(Collected data entries)
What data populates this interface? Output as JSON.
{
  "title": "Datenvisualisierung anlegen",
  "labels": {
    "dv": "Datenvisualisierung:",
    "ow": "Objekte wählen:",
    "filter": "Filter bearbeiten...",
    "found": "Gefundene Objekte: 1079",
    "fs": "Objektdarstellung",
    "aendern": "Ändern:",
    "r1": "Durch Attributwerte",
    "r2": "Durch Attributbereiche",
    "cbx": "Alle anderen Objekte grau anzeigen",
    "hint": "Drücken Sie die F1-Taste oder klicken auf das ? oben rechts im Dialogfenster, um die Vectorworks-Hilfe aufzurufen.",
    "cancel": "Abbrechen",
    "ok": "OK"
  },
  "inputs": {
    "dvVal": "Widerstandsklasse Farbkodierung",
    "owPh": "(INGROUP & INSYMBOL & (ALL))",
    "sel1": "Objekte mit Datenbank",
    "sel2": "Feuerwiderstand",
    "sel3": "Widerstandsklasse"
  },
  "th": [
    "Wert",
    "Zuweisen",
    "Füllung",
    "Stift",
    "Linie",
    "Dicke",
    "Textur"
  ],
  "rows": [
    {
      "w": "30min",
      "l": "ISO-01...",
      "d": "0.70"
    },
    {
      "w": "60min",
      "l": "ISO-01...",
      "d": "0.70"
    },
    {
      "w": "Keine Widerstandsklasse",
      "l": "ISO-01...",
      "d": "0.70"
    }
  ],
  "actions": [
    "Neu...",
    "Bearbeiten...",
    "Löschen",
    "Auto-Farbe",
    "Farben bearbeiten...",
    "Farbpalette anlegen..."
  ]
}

#### GIVEN PROBLEM
Repeat each of the entries above precisely as given.

#### RESULT FOR THIS TASK
What data populates this interface? Output as JSON.
{
  "title": "Datenvisualisierung anlegen",
  "labels": {
    "dv": "Datenvisualisierung:",
    "ow": "Objekte wählen:",
    "filter": "Filter bearbeiten...",
    "found": "Gefundene Objekte: 1079",
    "fs": "Objektdarstellung",
    "aendern": "Ändern:",
    "r1": "Durch Attributwerte",
    "r2": "Durch Attributbereiche",
    "cbx": "Alle anderen Objekte grau anzeigen",
    "hint": "Drücken Sie die F1-Taste oder klicken auf das ? oben rechts im Dialogfenster, um die Vectorworks-Hilfe aufzurufen.",
    "cancel": "Abbrechen",
    "ok": "OK"
  },
  "inputs": {
    "dvVal": "Widerstandsklasse Farbkodierung",
    "owPh": "(INGROUP & INSYMBOL & (ALL))",
    "sel1": "Objekte mit Datenbank",
    "sel2": "Feuerwiderstand",
    "sel3": "Widerstandsklasse"
  },
  "th": [
    "Wert",
    "Zuweisen",
    "Füllung",
    "Stift",
    "Linie",
    "Dicke",
    "Textur"
  ],
  "rows": [
    {
      "w": "30min",
      "l": "ISO-01...",
      "d": "0.70"
    },
    {
      "w": "60min",
      "l": "ISO-01...",
      "d": "0.70"
    },
    {
      "w": "Keine Widerstandsklasse",
      "l": "ISO-01...",
      "d": "0.70"
    }
  ],
  "actions": [
    "Neu...",
    "Bearbeiten...",
    "Löschen",
    "Auto-Farbe",
    "Farben bearbeiten...",
    "Farbpalette anlegen..."
  ]
}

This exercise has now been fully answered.